Minji Bakery: A Terracotta Cafe in Vietnam
TT Design built a neighbourhood bakery in Duc Linh, Vietnam, using terracotta, brick, and green concrete around a courtyard with a tree at the centre.
In Duc Linh, a small town in southern Vietnam near the rubber forests, a bakery sits at the edge of a field. Tiem Banh Minji Bakery, designed by TT Design, is a neighbourhood bakery and cafe built from terracotta, brick, green concrete, and clay tiles. The building looks like it grew from the basalt red soil of the site. That is not an accident. The architects chose every material to match the colour and texture of the ground it stands on.
The brief combined two programmes: a family home and a bakery with cafe seating. TT Design separated the two with a courtyard and connected them with a continuous tiled roof. The result is a building where you bake on one side, sit on the other, and look at a tree in the middle.

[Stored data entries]
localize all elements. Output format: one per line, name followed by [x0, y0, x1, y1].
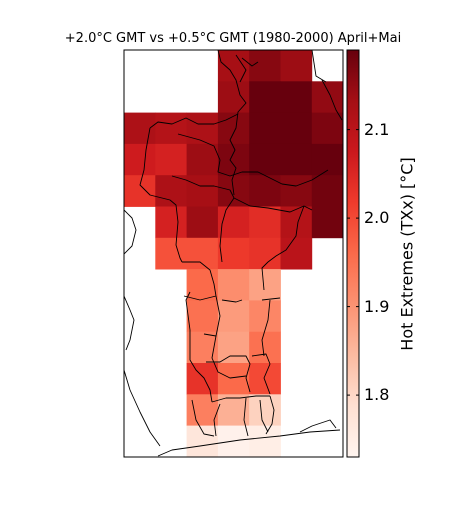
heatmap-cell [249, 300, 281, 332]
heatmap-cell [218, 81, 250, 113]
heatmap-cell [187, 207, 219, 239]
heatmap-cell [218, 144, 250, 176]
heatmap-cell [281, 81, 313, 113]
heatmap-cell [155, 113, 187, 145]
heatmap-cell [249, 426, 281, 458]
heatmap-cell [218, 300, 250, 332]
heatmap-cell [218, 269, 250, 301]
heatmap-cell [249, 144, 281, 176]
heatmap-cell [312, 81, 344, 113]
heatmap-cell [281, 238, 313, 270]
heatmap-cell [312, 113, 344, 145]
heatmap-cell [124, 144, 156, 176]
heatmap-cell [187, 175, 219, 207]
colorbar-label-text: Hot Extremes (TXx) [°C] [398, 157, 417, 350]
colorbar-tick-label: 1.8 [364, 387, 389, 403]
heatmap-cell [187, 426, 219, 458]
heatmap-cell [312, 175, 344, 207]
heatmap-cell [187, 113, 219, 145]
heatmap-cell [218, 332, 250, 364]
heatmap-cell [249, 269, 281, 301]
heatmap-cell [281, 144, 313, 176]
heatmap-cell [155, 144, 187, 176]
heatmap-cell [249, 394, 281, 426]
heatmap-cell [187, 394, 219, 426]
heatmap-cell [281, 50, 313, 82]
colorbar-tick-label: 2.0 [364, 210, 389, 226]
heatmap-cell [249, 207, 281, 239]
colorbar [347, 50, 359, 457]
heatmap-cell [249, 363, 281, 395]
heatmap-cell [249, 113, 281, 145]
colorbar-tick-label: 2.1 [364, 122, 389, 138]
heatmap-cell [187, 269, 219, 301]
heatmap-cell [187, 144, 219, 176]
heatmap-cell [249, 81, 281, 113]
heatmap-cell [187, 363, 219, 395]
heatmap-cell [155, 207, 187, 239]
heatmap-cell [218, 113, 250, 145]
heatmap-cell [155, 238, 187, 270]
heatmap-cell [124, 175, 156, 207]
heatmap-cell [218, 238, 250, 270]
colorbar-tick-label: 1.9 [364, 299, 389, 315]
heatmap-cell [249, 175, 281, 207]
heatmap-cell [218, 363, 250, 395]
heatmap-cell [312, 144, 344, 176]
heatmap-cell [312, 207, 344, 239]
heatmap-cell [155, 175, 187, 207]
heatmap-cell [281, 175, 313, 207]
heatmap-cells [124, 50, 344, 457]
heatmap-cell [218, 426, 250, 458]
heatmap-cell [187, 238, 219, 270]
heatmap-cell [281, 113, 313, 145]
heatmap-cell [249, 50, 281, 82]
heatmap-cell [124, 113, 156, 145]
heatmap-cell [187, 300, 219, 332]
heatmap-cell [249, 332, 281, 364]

## Objective
Pick up the article on Minji Bakery in Duc Linh where its final paragraph ends, and carry it forward.

## Task response
The Street: Brick Screen and Tiled Roof



From the street, the bakery presents a row of brick screen fence columns with the Minji sign, trees lit from below, and the warm glow of the interior behind. The boundary wall undulates: its top edge rises and falls in a continuous curve that echoes the roofline behind it. The tiled roof is visible above, broad and low. From the rubber field on the opposite side, the entire composition reads as a terracotta form with a scalloped silhouette sitting low in the landscape.
The Courtyard: Tree, Bench, and Brick



The courtyard is the hinge between the cafe and the home. A tree grows at the centre. A white curved bench wraps around it. Brick columns with scalloped arch cutouts define the edges. A circular window in a green plastered wall frames a view through to the interior. The ground is herringbone brick, and a curved path leads from the entrance gate through the courtyard to the cafe door.
At dusk, the courtyard becomes the best seat. The terracotta walls catch the last light. The tree is silhouetted. The interior glows through the glass. The green concrete cylinder of the baking room anchors one corner, and the timber deck with cushioned seating fills the other. The courtyard does what courtyards in Vietnamese architecture have always done: it brings air, light, and social life into the centre of a compact plan.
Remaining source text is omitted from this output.